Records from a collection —

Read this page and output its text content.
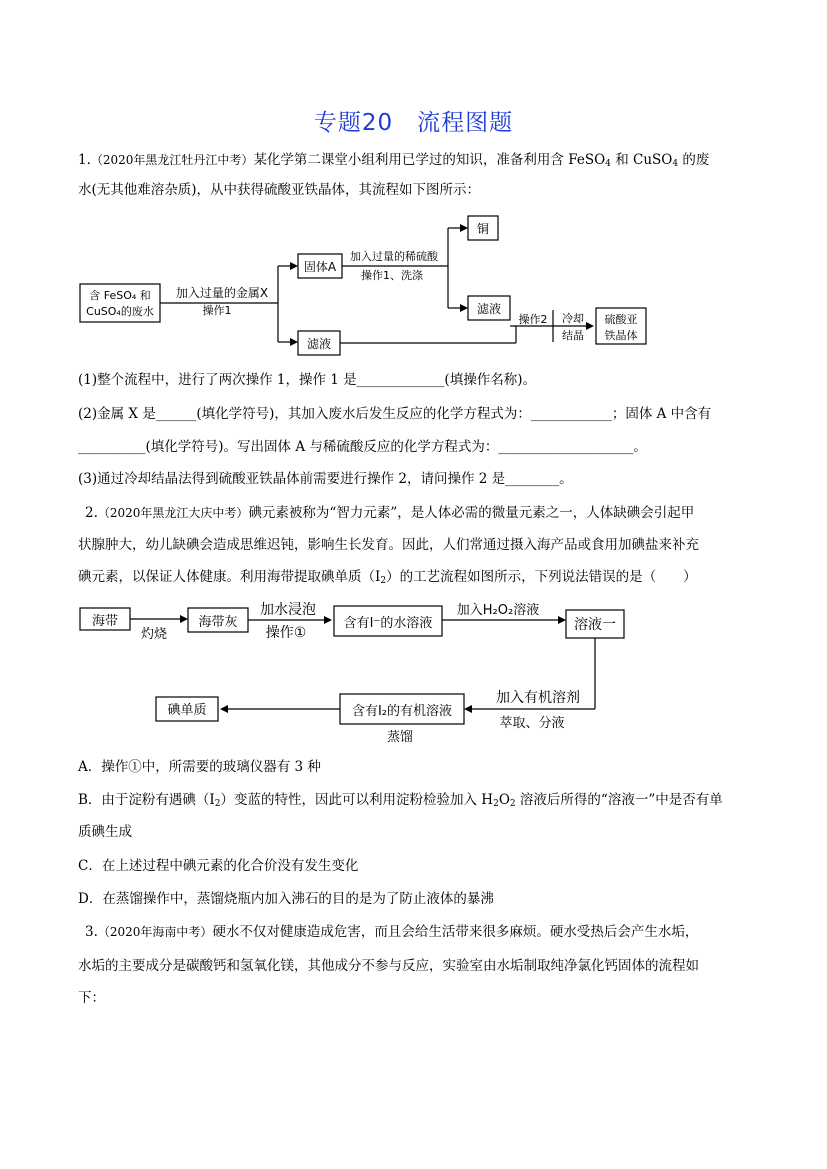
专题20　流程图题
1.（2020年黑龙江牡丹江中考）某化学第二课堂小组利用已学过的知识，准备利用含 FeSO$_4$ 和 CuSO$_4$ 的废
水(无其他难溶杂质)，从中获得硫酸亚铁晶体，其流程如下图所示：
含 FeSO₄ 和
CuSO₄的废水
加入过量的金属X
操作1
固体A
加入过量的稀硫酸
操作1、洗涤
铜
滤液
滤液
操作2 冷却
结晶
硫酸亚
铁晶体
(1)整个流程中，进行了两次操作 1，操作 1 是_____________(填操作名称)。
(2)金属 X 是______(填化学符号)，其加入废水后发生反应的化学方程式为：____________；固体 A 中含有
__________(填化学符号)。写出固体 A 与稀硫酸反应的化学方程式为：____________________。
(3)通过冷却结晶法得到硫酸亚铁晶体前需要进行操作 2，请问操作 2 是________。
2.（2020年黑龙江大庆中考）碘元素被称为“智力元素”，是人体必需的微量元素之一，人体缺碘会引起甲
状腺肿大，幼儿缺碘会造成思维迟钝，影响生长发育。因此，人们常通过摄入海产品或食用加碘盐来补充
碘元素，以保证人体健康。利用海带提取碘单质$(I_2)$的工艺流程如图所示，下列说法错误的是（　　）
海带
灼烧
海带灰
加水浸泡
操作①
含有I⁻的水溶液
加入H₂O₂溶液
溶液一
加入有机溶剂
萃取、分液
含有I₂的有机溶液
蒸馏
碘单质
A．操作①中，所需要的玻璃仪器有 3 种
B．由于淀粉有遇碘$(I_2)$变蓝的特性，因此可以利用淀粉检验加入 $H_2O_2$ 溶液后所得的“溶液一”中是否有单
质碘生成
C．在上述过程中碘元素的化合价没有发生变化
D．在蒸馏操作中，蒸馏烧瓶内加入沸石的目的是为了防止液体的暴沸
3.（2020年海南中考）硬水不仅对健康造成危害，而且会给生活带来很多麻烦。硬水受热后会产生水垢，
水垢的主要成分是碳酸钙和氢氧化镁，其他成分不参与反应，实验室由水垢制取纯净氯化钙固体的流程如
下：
---
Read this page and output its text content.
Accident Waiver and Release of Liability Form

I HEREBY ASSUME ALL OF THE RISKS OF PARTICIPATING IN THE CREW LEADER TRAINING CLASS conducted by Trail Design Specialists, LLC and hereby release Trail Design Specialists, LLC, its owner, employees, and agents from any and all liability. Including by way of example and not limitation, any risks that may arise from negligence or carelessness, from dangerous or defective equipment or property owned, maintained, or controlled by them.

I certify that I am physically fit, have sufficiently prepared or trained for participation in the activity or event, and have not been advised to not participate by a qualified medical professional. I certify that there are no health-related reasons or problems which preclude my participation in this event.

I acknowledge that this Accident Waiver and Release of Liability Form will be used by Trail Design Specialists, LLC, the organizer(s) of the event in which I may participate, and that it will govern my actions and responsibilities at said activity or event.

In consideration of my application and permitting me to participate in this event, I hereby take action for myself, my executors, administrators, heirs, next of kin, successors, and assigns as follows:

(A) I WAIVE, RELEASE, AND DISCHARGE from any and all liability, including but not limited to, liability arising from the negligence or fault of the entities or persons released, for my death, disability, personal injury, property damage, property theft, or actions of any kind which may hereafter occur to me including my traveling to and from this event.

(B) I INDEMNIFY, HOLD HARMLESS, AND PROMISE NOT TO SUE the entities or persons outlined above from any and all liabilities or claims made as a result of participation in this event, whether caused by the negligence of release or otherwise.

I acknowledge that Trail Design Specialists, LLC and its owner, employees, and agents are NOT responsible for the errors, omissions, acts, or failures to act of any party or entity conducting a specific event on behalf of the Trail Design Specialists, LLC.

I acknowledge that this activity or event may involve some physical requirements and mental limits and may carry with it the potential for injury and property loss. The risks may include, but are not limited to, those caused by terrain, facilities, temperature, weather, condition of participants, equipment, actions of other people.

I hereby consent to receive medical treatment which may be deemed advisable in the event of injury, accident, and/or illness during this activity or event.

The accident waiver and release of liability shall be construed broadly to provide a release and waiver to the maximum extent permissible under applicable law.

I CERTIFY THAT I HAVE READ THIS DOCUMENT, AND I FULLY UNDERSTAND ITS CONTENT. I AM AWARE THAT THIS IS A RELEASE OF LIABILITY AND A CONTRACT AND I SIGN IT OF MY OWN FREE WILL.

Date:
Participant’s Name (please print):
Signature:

Problem requirements —
Gather every line from the listing above in which "persons" appears, and copy those lines.

Written answer —
(A) I WAIVE, RELEASE, AND DISCHARGE from any and all liability, including but not limited to, liability arising from the negligence or fault of the entities or persons released, for my death, disability, personal injury, property damage, property theft, or actions of any kind which may hereafter occur to me including my traveling to and from this event.
(B) I INDEMNIFY, HOLD HARMLESS, AND PROMISE NOT TO SUE the entities or persons outlined above from any and all liabilities or claims made as a result of participation in this event, whether caused by the negligence of release or otherwise.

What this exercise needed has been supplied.